Goal — In the listing below, locate the lines bearing the word "database". Copy every one of them.

Records provided —

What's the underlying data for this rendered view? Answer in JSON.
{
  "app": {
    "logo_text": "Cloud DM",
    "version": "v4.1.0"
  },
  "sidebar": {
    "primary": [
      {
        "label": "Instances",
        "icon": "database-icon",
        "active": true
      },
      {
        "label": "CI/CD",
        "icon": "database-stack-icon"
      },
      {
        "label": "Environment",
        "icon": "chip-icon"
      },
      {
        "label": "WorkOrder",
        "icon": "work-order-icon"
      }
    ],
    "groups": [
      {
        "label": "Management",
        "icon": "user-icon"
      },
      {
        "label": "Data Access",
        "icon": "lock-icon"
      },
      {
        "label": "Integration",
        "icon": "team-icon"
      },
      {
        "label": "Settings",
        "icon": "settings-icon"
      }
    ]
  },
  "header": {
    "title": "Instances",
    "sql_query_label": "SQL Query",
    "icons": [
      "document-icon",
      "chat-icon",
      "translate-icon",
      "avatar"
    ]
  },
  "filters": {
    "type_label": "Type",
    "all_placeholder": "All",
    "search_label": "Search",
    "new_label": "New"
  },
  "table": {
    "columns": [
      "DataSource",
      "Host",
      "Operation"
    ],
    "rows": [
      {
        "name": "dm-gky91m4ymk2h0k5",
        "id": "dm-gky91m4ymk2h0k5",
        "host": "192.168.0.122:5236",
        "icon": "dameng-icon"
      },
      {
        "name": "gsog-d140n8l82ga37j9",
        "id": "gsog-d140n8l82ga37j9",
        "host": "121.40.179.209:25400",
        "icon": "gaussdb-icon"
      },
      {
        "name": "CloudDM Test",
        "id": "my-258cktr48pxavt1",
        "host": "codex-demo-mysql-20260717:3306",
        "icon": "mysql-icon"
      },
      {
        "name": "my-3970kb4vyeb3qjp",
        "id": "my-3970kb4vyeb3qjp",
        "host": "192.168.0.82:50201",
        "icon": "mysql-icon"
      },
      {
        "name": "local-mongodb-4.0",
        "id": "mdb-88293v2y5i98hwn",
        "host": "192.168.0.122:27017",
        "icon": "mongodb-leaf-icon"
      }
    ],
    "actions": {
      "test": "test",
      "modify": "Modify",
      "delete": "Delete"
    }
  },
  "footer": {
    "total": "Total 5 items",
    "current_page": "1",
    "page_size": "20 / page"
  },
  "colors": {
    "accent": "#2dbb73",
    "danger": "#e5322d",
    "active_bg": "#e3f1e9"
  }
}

Task solution —
        "icon": "database-icon",
        "icon": "database-stack-icon"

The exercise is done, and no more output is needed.